● **Exercise directions**
Each record needs to be echoed exactly; can you do that?

Start of Task material

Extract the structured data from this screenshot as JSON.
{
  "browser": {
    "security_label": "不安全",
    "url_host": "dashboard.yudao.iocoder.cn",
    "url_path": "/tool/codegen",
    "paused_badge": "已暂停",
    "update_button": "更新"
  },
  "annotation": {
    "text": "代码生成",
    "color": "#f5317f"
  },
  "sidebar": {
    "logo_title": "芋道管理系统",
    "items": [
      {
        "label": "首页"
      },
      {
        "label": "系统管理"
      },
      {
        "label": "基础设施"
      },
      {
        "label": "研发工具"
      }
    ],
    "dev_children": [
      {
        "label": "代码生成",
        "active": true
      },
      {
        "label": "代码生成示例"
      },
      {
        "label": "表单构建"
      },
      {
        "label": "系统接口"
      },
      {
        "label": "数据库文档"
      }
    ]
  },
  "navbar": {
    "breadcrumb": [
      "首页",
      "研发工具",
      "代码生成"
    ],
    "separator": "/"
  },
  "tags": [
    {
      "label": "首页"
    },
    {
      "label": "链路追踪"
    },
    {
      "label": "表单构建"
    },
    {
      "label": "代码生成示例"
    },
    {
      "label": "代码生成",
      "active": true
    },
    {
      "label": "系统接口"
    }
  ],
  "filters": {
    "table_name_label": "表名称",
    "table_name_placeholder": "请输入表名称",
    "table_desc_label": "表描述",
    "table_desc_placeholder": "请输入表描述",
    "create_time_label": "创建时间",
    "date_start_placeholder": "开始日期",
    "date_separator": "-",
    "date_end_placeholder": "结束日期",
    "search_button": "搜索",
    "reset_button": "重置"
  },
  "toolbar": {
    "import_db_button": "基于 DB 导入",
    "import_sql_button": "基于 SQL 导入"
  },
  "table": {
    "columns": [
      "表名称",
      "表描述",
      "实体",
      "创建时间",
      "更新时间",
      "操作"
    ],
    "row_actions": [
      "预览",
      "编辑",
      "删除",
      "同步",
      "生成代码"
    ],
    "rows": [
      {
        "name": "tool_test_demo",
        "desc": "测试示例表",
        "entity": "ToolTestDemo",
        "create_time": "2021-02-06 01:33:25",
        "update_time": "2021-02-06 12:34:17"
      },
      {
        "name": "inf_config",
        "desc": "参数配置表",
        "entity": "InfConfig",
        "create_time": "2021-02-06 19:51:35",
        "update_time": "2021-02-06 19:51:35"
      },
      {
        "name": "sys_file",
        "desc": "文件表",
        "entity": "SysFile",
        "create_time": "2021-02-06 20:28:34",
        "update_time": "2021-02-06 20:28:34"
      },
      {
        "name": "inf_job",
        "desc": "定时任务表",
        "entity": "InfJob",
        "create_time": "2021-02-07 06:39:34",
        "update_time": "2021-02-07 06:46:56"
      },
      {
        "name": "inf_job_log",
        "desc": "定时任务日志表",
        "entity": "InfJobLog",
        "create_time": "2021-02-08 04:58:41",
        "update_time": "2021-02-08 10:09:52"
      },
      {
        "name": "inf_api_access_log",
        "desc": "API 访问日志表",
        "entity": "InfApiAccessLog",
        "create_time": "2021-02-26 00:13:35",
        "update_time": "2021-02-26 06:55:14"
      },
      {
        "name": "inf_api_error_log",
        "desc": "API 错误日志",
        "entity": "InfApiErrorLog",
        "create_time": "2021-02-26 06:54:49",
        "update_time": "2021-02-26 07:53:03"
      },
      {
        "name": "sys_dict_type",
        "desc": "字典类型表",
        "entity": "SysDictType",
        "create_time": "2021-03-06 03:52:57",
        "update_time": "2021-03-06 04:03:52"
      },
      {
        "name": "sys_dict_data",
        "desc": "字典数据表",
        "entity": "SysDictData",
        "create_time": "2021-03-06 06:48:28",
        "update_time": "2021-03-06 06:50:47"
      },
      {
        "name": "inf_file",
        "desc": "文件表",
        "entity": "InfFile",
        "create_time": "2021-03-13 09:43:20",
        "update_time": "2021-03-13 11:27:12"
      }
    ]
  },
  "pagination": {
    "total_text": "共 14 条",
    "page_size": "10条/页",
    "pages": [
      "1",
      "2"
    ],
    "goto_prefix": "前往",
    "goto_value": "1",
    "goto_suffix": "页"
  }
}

End of Task material

● **Answer to this exercise**
Extract the structured data from this screenshot as JSON.
{
  "browser": {
    "security_label": "不安全",
    "url_host": "dashboard.yudao.iocoder.cn",
    "url_path": "/tool/codegen",
    "paused_badge": "已暂停",
    "update_button": "更新"
  },
  "annotation": {
    "text": "代码生成",
    "color": "#f5317f"
  },
  "sidebar": {
    "logo_title": "芋道管理系统",
    "items": [
      {
        "label": "首页"
      },
      {
        "label": "系统管理"
      },
      {
        "label": "基础设施"
      },
      {
        "label": "研发工具"
      }
    ],
    "dev_children": [
      {
        "label": "代码生成",
        "active": true
      },
      {
        "label": "代码生成示例"
      },
      {
        "label": "表单构建"
      },
      {
        "label": "系统接口"
      },
      {
        "label": "数据库文档"
      }
    ]
  },
  "navbar": {
    "breadcrumb": [
      "首页",
      "研发工具",
      "代码生成"
    ],
    "separator": "/"
  },
  "tags": [
    {
      "label": "首页"
    },
    {
      "label": "链路追踪"
    },
    {
      "label": "表单构建"
    },
    {
      "label": "代码生成示例"
    },
    {
      "label": "代码生成",
      "active": true
    },
    {
      "label": "系统接口"
    }
  ],
  "filters": {
    "table_name_label": "表名称",
    "table_name_placeholder": "请输入表名称",
    "table_desc_label": "表描述",
    "table_desc_placeholder": "请输入表描述",
    "create_time_label": "创建时间",
    "date_start_placeholder": "开始日期",
    "date_separator": "-",
    "date_end_placeholder": "结束日期",
    "search_button": "搜索",
    "reset_button": "重置"
  },
  "toolbar": {
    "import_db_button": "基于 DB 导入",
    "import_sql_button": "基于 SQL 导入"
  },
  "table": {
    "columns": [
      "表名称",
      "表描述",
      "实体",
      "创建时间",
      "更新时间",
      "操作"
    ],
    "row_actions": [
      "预览",
      "编辑",
      "删除",
      "同步",
      "生成代码"
    ],
    "rows": [
      {
        "name": "tool_test_demo",
        "desc": "测试示例表",
        "entity": "ToolTestDemo",
        "create_time": "2021-02-06 01:33:25",
        "update_time": "2021-02-06 12:34:17"
      },
      {
        "name": "inf_config",
        "desc": "参数配置表",
        "entity": "InfConfig",
        "create_time": "2021-02-06 19:51:35",
        "update_time": "2021-02-06 19:51:35"
      },
      {
        "name": "sys_file",
        "desc": "文件表",
        "entity": "SysFile",
        "create_time": "2021-02-06 20:28:34",
        "update_time": "2021-02-06 20:28:34"
      },
      {
        "name": "inf_job",
        "desc": "定时任务表",
        "entity": "InfJob",
        "create_time": "2021-02-07 06:39:34",
        "update_time": "2021-02-07 06:46:56"
      },
      {
        "name": "inf_job_log",
        "desc": "定时任务日志表",
        "entity": "InfJobLog",
        "create_time": "2021-02-08 04:58:41",
        "update_time": "2021-02-08 10:09:52"
      },
      {
        "name": "inf_api_access_log",
        "desc": "API 访问日志表",
        "entity": "InfApiAccessLog",
        "create_time": "2021-02-26 00:13:35",
        "update_time": "2021-02-26 06:55:14"
      },
      {
        "name": "inf_api_error_log",
        "desc": "API 错误日志",
        "entity": "InfApiErrorLog",
        "create_time": "2021-02-26 06:54:49",
        "update_time": "2021-02-26 07:53:03"
      },
      {
        "name": "sys_dict_type",
        "desc": "字典类型表",
        "entity": "SysDictType",
        "create_time": "2021-03-06 03:52:57",
        "update_time": "2021-03-06 04:03:52"
      },
      {
        "name": "sys_dict_data",
        "desc": "字典数据表",
        "entity": "SysDictData",
        "create_time": "2021-03-06 06:48:28",
        "update_time": "2021-03-06 06:50:47"
      },
      {
        "name": "inf_file",
        "desc": "文件表",
        "entity": "InfFile",
        "create_time": "2021-03-13 09:43:20",
        "update_time": "2021-03-13 11:27:12"
      }
    ]
  },
  "pagination": {
    "total_text": "共 14 条",
    "page_size": "10条/页",
    "pages": [
      "1",
      "2"
    ],
    "goto_prefix": "前往",
    "goto_value": "1",
    "goto_suffix": "页"
  }
}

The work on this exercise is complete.